(Items from a dataset)

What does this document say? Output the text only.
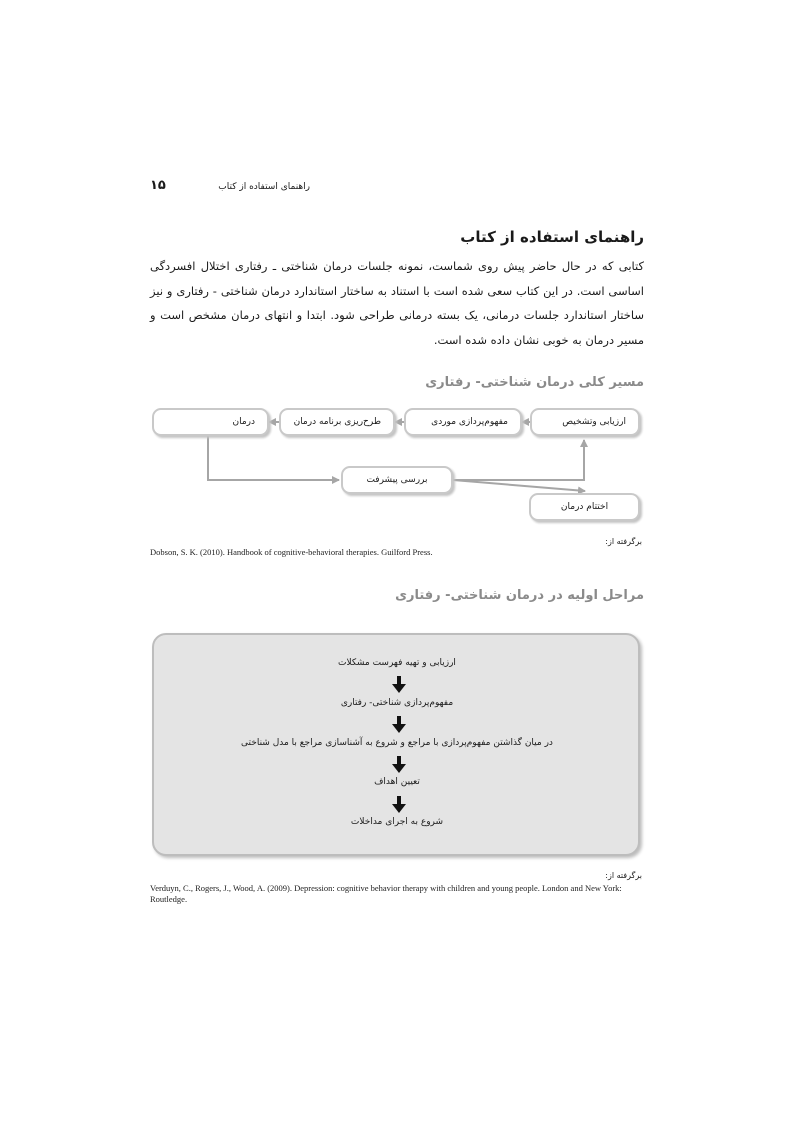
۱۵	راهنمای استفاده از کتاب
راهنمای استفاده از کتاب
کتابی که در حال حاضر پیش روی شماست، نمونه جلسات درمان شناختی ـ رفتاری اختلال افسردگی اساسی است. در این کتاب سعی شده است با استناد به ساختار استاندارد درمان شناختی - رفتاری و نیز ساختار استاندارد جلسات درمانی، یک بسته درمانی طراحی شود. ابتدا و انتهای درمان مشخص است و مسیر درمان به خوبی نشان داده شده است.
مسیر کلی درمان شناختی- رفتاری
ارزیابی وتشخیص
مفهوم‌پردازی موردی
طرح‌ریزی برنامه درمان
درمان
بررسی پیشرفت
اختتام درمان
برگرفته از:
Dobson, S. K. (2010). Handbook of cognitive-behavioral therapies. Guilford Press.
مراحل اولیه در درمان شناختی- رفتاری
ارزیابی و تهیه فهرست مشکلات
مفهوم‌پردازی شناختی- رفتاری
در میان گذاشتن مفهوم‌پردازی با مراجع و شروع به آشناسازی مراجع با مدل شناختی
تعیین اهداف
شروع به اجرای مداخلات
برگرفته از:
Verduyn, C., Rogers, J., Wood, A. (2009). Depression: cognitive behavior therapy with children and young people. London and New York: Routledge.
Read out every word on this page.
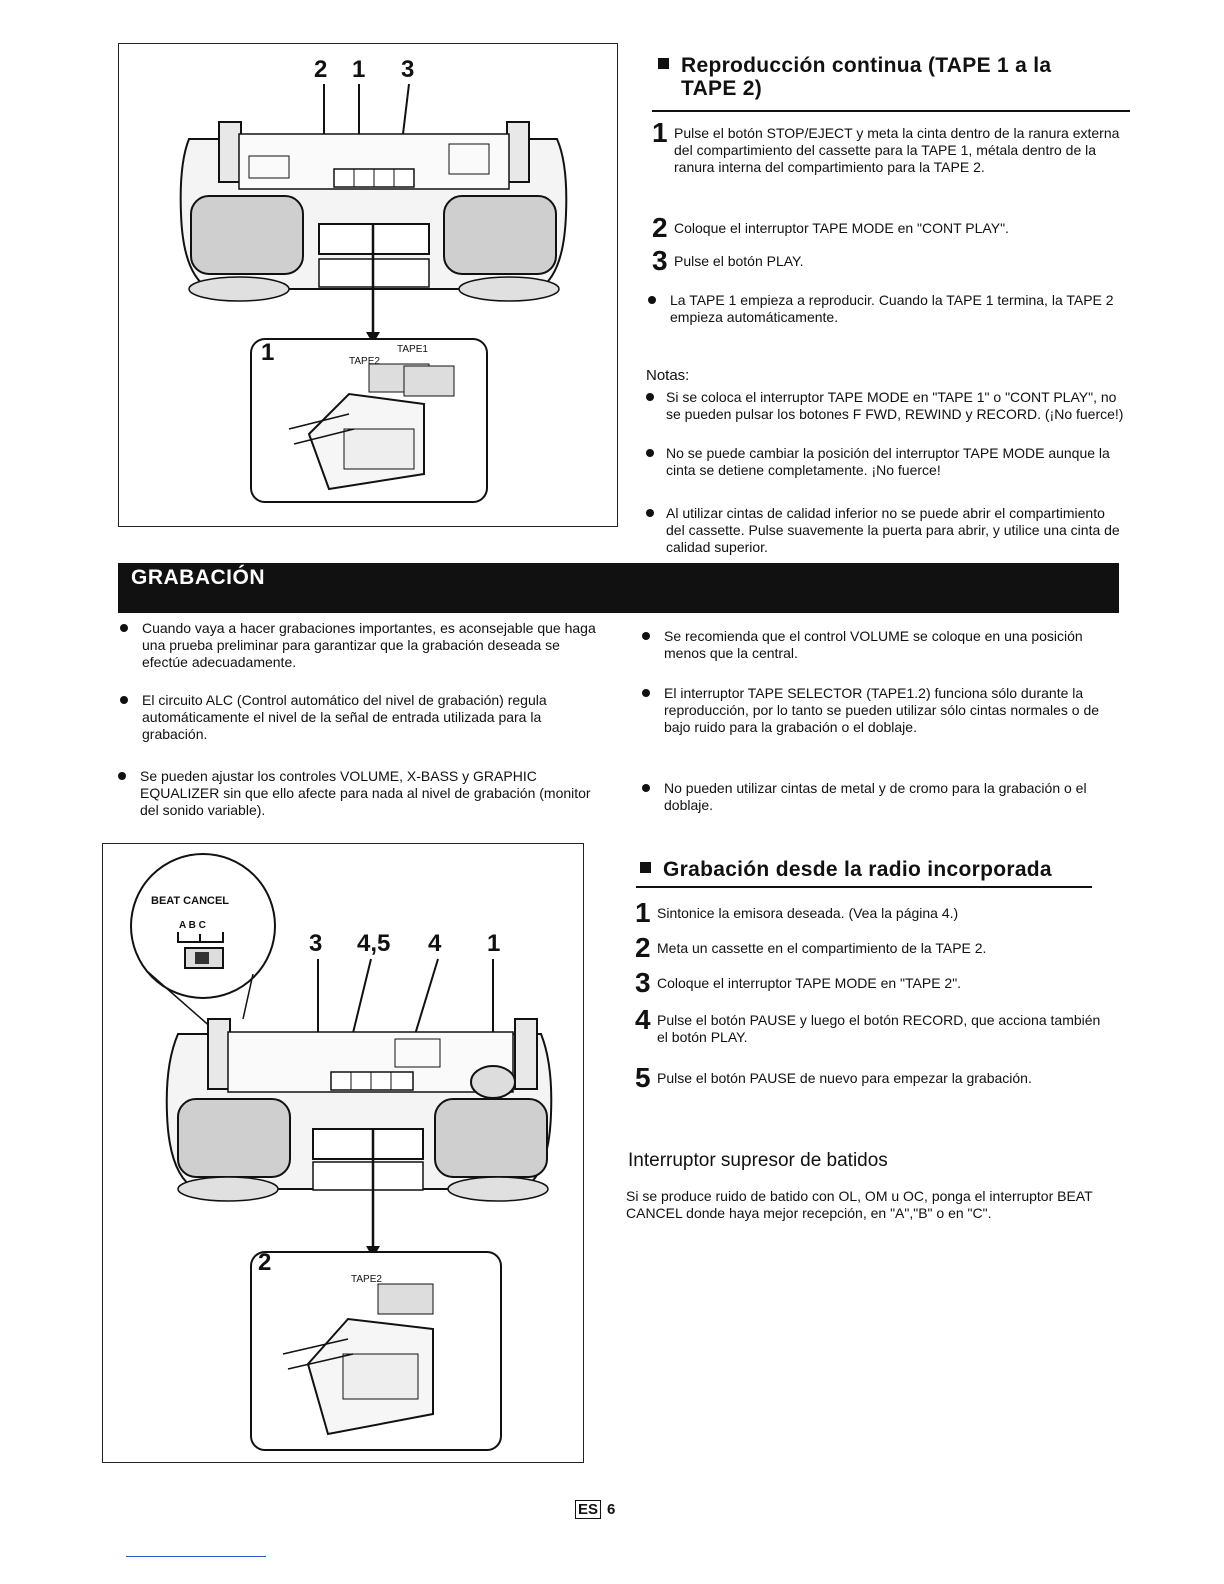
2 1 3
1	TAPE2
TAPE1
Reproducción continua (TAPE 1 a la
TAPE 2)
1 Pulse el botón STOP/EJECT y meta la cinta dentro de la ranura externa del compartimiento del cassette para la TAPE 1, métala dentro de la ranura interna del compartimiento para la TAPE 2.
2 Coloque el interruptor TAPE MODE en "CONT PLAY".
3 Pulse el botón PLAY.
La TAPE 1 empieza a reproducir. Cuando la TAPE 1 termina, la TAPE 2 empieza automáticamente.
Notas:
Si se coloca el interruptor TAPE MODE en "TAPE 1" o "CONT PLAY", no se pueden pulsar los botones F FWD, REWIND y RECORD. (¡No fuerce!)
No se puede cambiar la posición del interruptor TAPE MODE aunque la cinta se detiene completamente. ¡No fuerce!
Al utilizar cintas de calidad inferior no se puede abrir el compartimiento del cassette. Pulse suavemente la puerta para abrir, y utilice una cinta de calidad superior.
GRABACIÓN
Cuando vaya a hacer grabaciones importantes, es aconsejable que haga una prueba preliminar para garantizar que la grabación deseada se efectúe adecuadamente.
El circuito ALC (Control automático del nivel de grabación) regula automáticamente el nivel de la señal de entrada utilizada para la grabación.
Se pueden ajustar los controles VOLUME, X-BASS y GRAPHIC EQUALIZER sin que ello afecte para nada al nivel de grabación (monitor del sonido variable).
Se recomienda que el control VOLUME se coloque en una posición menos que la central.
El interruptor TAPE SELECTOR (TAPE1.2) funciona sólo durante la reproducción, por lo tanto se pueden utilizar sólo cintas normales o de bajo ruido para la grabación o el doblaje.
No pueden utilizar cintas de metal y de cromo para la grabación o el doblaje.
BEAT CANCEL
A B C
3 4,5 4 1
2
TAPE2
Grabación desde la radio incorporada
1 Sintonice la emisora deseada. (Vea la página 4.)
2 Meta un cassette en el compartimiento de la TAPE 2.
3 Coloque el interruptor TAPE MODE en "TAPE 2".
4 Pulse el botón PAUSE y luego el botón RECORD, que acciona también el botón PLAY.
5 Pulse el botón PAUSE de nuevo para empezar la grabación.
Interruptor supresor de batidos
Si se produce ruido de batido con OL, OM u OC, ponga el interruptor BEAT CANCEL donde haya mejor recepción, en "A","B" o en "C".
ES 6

---

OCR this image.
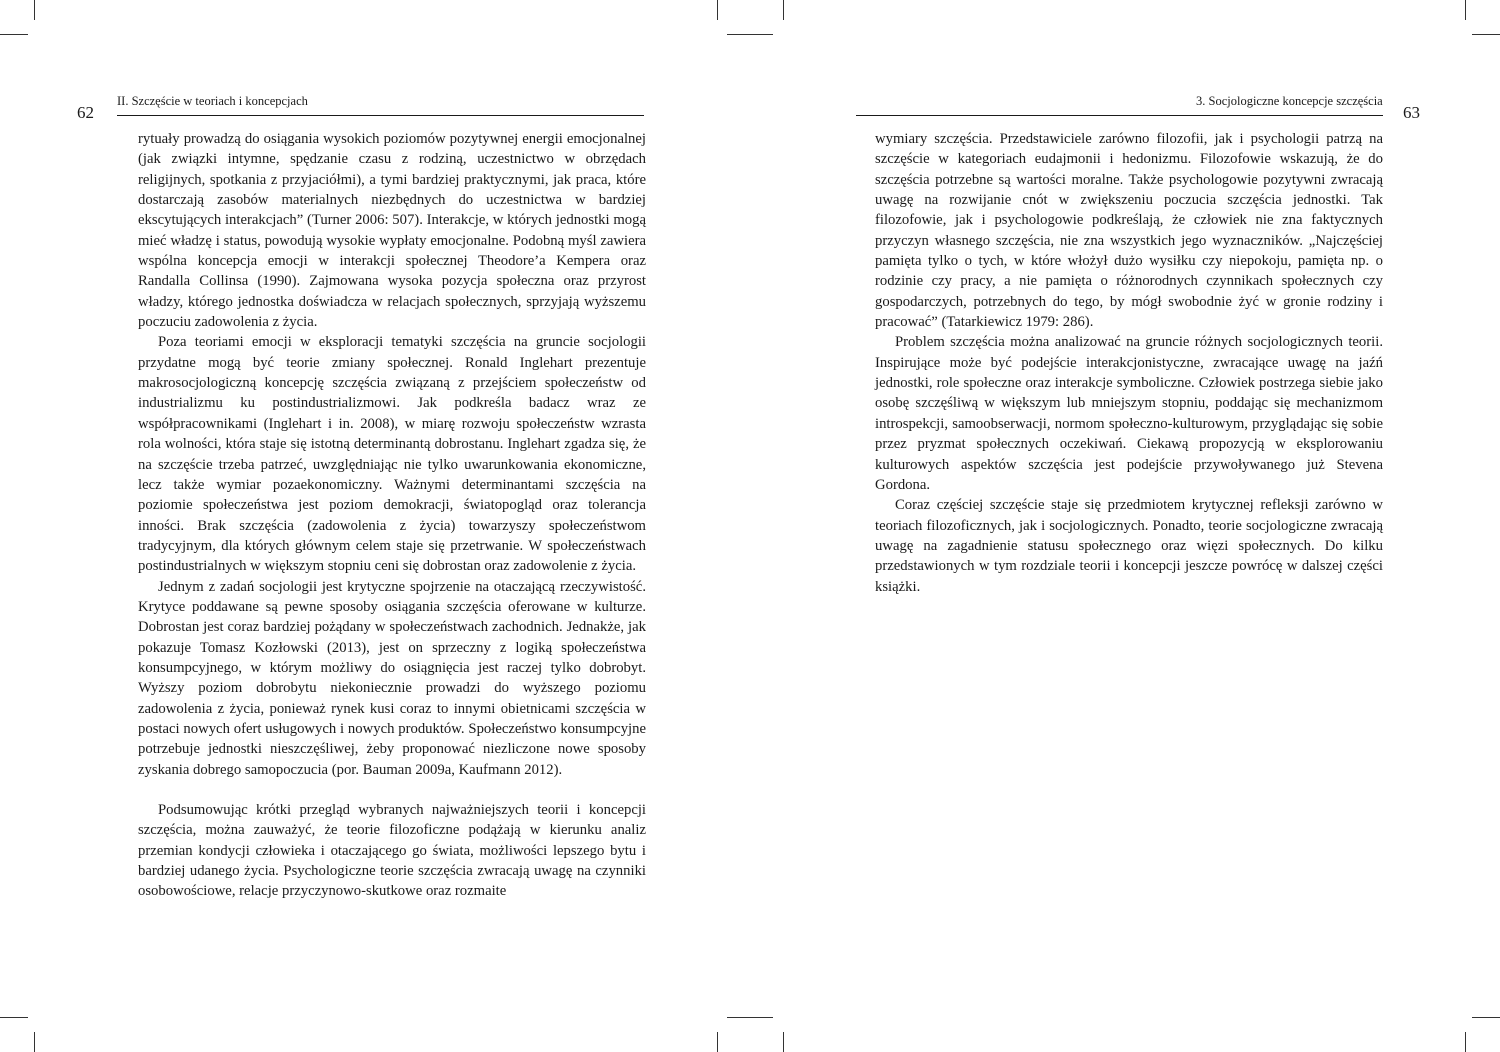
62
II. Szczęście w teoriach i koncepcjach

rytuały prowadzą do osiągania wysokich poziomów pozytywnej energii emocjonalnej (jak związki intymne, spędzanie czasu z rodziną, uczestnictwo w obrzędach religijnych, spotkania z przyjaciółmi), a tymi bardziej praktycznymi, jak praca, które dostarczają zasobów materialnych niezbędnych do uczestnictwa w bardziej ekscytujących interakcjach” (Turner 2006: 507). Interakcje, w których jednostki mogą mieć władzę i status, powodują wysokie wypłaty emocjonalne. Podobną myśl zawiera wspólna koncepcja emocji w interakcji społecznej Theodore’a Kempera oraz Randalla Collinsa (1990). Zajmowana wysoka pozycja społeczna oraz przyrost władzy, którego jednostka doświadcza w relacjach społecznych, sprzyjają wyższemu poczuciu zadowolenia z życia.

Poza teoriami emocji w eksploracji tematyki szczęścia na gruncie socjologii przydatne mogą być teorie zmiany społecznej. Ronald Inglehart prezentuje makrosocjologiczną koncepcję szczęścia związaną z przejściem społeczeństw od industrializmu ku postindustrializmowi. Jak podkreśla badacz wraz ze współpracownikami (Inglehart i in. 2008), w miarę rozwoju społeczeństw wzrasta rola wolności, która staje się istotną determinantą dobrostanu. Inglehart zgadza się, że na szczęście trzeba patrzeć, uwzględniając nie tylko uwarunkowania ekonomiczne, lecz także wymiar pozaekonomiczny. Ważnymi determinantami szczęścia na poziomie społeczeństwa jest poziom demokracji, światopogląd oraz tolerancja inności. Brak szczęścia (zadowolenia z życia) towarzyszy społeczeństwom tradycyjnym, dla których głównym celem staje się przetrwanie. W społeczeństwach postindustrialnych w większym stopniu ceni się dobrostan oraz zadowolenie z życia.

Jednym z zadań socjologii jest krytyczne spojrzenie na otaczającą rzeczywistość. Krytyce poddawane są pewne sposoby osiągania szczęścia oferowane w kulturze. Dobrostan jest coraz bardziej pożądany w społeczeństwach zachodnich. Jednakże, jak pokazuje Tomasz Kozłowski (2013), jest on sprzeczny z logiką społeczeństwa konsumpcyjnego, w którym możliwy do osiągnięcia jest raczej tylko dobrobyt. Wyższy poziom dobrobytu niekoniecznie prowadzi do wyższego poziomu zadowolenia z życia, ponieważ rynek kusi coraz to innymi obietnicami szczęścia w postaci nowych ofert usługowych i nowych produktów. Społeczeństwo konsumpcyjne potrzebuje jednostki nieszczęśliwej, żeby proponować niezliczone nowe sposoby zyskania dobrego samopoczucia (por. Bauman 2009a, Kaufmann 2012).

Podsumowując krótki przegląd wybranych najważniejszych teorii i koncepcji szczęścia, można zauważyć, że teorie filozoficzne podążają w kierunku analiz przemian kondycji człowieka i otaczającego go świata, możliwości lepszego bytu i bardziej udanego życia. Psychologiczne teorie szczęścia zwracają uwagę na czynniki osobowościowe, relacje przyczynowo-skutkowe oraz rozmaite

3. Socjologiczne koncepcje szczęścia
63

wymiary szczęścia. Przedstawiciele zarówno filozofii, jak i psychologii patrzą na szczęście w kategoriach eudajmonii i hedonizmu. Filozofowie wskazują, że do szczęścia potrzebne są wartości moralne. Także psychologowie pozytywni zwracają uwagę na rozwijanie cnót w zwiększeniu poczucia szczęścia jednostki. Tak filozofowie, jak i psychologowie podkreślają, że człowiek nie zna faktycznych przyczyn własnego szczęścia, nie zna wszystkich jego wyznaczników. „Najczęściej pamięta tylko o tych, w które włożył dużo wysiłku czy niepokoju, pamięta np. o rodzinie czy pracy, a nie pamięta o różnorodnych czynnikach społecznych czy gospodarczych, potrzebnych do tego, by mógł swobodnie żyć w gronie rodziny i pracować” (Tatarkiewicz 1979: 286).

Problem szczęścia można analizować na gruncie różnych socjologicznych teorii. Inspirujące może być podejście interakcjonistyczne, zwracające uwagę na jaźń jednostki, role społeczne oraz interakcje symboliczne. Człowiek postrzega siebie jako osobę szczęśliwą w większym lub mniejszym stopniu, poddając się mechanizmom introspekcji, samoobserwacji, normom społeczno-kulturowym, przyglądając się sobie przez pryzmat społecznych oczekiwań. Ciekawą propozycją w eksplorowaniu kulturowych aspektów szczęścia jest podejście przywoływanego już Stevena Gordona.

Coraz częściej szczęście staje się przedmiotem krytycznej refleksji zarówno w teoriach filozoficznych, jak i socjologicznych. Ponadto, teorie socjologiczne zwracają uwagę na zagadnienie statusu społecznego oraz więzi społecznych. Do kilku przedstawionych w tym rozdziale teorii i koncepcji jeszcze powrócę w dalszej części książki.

* INSTRUCTIONS FOR THE TASK
Pull out each line holding the string "مسیر".

* ANSWER TO THE EXERCISE
کتابی که در حال حاضر پیش روی شماست، نمونه جلسات درمان شناختی ـ رفتاری اختلال افسردگی اساسی است. در این کتاب سعی شده است با استناد به ساختار استاندارد درمان شناختی - رفتاری و نیز ساختار استاندارد جلسات درمانی، یک بسته درمانی طراحی شود. ابتدا و انتهای درمان مشخص است و مسیر درمان به خوبی نشان داده شده است.
مسیر کلی درمان شناختی- رفتاری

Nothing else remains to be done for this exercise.